◆ **Aim**:
Determine how many lines contain the string "Equity". Reply with that figure and nothing else.

A block of data
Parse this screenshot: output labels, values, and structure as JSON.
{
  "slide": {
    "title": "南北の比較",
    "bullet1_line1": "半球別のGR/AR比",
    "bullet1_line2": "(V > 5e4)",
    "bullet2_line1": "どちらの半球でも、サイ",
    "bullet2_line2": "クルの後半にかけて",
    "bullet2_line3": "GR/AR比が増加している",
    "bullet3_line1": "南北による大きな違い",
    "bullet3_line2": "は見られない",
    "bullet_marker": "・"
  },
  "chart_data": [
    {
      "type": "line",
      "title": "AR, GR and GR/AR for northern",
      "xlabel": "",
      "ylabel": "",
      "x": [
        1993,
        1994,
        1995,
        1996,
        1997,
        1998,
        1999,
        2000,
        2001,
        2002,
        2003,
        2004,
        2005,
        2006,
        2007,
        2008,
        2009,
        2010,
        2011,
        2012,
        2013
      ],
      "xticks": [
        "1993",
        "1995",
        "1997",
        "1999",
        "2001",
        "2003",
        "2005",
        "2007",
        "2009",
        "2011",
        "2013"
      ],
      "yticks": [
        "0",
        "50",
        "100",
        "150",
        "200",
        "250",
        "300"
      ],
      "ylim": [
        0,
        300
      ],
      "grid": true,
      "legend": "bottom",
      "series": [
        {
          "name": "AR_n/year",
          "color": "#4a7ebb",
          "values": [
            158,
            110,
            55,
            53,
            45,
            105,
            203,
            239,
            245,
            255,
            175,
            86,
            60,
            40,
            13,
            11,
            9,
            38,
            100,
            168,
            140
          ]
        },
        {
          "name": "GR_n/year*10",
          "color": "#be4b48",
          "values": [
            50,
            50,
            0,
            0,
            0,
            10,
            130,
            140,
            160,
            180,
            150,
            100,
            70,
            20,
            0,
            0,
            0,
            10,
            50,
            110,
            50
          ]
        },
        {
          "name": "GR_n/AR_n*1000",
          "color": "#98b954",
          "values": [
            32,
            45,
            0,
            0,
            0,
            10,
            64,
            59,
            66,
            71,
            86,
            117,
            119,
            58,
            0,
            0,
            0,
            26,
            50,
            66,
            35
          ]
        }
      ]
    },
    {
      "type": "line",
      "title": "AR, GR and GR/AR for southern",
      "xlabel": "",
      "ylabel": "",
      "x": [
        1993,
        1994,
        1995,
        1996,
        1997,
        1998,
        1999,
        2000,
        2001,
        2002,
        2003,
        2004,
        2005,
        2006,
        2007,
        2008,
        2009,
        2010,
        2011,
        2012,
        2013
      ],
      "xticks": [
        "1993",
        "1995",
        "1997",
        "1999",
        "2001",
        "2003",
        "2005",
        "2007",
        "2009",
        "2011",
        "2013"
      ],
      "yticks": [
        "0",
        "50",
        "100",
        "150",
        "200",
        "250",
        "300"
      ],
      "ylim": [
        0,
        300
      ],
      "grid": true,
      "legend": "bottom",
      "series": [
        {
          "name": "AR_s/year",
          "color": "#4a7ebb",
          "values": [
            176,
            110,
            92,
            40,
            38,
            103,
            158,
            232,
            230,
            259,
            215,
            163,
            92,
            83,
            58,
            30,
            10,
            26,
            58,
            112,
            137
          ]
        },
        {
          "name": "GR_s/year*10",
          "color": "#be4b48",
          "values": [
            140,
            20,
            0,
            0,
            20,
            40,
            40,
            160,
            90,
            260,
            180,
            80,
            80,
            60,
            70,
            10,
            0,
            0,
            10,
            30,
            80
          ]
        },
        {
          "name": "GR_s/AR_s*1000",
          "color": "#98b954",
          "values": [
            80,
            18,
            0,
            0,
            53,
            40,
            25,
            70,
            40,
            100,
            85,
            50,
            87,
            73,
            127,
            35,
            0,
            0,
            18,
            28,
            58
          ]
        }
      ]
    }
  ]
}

...

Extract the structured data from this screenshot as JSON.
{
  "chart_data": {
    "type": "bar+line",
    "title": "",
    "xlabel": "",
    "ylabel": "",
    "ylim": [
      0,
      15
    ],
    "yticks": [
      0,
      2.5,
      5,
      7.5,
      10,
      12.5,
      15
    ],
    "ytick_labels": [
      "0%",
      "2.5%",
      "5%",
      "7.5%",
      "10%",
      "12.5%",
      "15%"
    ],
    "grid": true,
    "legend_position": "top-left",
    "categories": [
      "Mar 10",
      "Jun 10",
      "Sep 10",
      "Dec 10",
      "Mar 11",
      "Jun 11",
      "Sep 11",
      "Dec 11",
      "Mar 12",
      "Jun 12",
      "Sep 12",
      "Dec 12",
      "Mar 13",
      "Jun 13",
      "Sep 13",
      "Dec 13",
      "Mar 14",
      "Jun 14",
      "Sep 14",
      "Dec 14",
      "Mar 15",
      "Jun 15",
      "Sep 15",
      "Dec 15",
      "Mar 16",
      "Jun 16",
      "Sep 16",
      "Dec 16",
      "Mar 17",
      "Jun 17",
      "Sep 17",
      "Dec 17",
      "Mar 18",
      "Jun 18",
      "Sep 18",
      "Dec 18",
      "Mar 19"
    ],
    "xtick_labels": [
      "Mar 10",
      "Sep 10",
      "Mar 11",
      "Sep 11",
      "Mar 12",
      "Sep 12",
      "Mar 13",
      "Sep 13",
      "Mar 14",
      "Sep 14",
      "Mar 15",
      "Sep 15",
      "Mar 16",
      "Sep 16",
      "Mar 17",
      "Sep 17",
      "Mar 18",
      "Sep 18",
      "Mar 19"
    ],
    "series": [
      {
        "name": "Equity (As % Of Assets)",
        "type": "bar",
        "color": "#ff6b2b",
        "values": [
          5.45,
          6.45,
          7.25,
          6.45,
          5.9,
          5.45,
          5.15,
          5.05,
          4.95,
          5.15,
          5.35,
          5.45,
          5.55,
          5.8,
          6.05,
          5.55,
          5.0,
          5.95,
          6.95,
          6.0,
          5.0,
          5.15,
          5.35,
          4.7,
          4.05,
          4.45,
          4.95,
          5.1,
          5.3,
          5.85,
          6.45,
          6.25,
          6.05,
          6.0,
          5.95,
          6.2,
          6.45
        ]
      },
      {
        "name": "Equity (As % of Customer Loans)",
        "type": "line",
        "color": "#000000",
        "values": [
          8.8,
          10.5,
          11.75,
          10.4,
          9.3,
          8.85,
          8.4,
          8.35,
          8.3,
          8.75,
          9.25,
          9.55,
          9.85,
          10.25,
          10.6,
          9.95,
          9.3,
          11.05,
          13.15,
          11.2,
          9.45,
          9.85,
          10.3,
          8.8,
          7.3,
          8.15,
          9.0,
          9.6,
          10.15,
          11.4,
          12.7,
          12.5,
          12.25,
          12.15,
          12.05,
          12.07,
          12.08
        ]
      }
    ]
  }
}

◆ **Full output**:
2